PROVIDED DATA:

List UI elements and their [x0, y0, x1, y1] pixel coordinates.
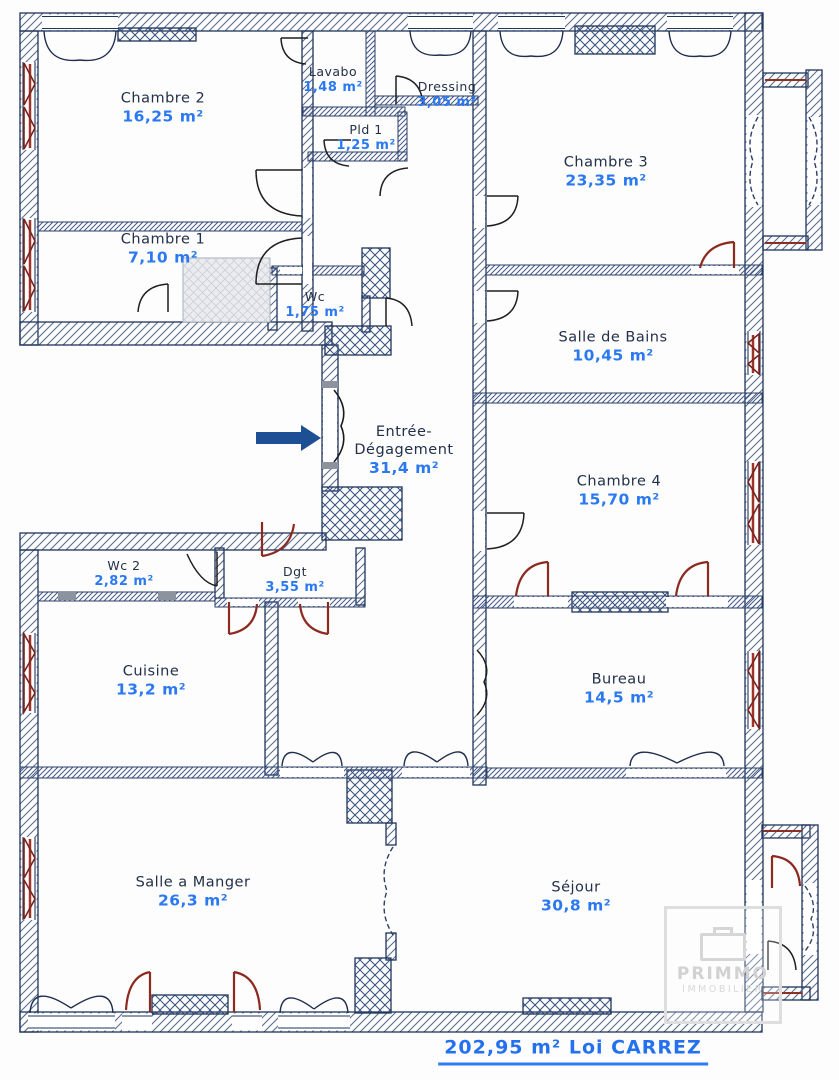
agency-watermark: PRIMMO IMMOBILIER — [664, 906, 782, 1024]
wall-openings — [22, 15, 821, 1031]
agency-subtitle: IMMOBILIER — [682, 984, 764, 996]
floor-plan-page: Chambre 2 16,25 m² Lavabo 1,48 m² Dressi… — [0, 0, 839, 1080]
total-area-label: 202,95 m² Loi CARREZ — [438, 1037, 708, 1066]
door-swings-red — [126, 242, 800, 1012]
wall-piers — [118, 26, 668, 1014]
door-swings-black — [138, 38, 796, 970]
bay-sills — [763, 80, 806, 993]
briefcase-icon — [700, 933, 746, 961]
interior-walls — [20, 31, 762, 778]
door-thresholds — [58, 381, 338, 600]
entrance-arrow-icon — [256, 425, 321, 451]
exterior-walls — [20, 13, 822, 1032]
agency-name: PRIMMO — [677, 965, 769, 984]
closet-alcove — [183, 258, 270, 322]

WHAT YOU HAVE TO DO: Copy every line of the data above word for word, leaving out the picture.

TASK RESULT:
List UI elements and their [x0, y0, x1, y1] pixel coordinates.
agency-watermark: PRIMMO IMMOBILIER — [664, 906, 782, 1024]
wall-openings — [22, 15, 821, 1031]
agency-subtitle: IMMOBILIER — [682, 984, 764, 996]
floor-plan-page: Chambre 2 16,25 m² Lavabo 1,48 m² Dressi… — [0, 0, 839, 1080]
total-area-label: 202,95 m² Loi CARREZ — [438, 1037, 708, 1066]
door-swings-red — [126, 242, 800, 1012]
wall-piers — [118, 26, 668, 1014]
door-swings-black — [138, 38, 796, 970]
bay-sills — [763, 80, 806, 993]
briefcase-icon — [700, 933, 746, 961]
interior-walls — [20, 31, 762, 778]
door-thresholds — [58, 381, 338, 600]
entrance-arrow-icon — [256, 425, 321, 451]
exterior-walls — [20, 13, 822, 1032]
agency-name: PRIMMO — [677, 965, 769, 984]
closet-alcove — [183, 258, 270, 322]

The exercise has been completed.